__GIVEN TASK__. Your task is to tally the lines of the listing containing the word "system" and report the figure alone.

__GIVEN RECORDS__.
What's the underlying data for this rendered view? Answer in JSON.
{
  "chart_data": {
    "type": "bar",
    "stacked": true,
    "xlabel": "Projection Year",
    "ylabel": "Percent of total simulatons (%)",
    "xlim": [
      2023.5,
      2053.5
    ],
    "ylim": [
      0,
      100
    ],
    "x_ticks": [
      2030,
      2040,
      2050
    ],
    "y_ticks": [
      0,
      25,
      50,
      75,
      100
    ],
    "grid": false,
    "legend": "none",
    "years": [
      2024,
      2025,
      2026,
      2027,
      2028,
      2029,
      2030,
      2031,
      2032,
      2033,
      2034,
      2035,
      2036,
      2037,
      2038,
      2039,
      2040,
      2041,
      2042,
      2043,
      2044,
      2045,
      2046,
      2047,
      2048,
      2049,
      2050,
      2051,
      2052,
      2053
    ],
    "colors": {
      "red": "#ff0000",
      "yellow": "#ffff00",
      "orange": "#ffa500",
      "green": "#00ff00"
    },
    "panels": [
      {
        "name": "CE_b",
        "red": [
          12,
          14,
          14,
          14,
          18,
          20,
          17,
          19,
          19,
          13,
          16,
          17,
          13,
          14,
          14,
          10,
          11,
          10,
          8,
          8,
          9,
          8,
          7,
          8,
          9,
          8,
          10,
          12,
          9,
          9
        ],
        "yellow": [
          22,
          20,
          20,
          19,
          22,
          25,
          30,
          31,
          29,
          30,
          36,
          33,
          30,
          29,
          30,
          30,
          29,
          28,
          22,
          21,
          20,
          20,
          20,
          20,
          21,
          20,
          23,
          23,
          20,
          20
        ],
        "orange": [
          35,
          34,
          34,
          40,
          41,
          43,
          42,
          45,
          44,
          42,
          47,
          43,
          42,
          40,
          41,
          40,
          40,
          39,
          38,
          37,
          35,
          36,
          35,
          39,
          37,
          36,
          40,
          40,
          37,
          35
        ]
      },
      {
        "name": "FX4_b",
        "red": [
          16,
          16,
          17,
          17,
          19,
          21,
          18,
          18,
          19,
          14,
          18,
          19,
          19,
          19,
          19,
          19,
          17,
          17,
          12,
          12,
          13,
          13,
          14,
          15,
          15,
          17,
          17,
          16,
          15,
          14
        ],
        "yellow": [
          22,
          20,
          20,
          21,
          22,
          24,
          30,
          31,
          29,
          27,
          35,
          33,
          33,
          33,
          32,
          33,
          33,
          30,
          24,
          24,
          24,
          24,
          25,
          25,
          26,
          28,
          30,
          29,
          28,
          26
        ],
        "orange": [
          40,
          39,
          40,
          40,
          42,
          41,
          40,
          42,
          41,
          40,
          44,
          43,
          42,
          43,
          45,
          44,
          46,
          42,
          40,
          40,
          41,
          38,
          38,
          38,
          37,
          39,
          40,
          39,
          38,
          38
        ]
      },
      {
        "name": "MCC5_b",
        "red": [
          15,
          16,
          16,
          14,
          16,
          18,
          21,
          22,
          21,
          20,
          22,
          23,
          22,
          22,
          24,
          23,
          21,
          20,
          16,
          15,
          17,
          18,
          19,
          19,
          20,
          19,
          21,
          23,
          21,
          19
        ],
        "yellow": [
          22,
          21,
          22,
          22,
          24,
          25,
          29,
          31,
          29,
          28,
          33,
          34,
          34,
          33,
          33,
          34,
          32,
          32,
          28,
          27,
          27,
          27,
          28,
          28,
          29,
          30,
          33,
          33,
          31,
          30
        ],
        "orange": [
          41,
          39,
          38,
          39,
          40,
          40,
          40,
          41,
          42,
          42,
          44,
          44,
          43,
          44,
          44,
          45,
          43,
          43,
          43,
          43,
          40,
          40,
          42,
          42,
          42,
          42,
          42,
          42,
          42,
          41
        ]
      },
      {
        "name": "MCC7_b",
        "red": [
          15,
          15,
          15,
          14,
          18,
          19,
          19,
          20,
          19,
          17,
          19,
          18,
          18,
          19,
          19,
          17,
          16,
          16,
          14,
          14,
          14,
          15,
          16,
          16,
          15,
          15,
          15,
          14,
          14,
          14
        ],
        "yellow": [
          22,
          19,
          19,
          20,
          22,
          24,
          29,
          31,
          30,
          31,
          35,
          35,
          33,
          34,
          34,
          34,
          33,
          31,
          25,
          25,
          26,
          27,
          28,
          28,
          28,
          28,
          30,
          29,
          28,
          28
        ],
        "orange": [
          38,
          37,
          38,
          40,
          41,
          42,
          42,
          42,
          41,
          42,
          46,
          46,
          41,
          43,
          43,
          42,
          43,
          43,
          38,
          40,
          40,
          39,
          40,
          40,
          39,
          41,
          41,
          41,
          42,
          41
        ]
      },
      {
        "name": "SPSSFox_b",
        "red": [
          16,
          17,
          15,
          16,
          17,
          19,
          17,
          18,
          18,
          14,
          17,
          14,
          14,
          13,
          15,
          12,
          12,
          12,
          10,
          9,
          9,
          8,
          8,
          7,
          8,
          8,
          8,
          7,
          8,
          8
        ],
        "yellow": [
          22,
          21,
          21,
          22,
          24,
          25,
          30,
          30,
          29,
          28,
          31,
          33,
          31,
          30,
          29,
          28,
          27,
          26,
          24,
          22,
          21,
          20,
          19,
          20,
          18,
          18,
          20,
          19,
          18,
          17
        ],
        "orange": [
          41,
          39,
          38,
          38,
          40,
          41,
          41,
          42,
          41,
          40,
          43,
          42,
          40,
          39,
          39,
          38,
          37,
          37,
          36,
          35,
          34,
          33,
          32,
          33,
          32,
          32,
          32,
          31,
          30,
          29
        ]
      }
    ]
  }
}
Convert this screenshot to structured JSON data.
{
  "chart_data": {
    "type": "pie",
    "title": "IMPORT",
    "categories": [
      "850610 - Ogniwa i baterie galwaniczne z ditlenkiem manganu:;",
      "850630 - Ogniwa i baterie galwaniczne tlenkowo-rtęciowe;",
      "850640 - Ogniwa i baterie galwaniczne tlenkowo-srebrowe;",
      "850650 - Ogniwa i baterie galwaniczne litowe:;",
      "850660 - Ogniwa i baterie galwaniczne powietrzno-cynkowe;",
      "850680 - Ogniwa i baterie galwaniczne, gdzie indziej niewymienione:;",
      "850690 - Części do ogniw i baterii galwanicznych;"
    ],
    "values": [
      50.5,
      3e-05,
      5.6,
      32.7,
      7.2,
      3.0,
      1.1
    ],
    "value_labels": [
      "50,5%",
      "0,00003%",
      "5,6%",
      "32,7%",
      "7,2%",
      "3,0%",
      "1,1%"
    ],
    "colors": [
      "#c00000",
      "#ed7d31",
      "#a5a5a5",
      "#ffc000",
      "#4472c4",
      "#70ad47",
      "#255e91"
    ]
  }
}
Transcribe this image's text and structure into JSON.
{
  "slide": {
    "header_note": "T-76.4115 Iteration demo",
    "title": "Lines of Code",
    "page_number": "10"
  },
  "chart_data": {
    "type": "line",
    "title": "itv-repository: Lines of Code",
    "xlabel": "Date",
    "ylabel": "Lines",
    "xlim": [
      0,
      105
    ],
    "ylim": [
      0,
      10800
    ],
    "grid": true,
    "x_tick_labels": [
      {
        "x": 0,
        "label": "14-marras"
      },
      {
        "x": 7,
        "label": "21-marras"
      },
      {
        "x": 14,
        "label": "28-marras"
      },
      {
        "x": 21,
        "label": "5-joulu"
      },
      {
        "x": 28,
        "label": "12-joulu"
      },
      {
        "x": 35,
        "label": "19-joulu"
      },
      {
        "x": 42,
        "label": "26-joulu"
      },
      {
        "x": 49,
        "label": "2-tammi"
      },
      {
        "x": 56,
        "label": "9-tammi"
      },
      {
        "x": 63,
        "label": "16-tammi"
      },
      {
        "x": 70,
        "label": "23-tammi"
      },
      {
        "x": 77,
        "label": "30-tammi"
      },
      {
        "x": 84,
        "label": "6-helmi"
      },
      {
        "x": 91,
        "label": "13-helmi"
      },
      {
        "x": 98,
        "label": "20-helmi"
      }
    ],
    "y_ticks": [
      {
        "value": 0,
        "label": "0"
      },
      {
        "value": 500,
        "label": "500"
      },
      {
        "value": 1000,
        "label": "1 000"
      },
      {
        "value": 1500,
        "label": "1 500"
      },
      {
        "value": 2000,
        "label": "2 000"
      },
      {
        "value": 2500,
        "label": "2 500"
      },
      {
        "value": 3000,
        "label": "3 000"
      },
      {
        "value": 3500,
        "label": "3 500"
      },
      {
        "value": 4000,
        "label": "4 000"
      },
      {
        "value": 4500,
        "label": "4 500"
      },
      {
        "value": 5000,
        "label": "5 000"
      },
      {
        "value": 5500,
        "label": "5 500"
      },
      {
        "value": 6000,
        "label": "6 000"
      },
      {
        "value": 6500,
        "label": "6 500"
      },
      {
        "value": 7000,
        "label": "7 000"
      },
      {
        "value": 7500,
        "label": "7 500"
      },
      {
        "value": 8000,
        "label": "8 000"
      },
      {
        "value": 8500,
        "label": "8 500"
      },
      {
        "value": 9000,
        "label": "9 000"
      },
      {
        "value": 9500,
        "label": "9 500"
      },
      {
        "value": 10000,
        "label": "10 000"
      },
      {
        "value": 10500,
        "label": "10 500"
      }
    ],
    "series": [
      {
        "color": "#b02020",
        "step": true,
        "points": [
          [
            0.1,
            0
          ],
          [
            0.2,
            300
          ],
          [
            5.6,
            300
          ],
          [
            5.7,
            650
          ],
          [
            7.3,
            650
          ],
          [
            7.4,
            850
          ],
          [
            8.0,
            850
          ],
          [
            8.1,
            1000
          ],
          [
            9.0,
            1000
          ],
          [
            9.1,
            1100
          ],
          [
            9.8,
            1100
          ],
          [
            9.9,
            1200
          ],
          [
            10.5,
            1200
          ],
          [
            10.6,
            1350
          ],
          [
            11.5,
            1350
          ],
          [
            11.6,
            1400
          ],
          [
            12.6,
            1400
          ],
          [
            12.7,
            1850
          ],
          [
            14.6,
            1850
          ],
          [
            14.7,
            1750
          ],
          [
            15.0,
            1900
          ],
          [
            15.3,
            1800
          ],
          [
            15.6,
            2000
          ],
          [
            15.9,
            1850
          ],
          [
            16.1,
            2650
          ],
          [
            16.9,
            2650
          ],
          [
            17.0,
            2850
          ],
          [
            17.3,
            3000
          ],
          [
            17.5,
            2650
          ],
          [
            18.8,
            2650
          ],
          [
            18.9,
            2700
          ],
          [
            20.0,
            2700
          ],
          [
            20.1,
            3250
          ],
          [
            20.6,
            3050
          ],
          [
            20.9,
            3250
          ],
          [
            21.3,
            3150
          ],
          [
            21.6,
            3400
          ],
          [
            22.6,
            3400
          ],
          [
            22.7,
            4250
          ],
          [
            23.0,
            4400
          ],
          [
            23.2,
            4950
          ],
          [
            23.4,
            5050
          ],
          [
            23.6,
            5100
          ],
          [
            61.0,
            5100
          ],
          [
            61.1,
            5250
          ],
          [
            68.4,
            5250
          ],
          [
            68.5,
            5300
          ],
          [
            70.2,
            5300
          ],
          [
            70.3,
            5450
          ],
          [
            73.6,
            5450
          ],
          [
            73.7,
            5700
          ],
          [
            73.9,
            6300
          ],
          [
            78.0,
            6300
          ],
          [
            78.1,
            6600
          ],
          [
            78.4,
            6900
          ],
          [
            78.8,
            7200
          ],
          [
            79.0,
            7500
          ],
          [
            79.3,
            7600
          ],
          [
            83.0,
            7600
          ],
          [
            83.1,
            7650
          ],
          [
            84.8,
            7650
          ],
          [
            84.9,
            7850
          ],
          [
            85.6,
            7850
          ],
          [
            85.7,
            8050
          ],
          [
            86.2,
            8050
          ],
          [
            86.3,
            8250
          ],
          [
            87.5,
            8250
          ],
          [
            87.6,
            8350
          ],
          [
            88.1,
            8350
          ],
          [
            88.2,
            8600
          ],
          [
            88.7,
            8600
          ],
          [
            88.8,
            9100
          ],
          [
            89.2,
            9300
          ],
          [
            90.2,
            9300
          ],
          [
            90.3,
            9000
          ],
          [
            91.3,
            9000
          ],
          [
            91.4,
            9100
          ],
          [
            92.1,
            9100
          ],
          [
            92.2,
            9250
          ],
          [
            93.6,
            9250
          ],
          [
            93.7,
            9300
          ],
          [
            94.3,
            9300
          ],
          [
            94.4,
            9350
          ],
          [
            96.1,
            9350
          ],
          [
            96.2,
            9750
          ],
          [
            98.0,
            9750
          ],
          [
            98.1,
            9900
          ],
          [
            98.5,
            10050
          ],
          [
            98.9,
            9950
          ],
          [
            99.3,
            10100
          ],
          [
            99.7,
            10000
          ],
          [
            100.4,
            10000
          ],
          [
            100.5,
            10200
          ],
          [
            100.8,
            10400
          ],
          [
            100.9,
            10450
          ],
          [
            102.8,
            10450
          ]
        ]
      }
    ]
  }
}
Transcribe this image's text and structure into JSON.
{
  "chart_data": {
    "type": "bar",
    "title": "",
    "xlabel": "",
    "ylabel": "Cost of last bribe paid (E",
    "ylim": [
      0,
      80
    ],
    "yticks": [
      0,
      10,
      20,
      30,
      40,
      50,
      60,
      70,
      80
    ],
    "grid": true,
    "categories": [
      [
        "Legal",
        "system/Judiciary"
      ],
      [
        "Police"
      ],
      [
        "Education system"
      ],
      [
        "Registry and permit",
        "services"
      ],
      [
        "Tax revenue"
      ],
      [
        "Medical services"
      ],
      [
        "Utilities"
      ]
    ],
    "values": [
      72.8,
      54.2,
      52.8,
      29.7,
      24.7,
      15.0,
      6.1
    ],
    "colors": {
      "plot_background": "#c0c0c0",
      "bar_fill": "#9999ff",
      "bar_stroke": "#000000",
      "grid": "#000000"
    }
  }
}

__SOLVED PROBLEM__. 2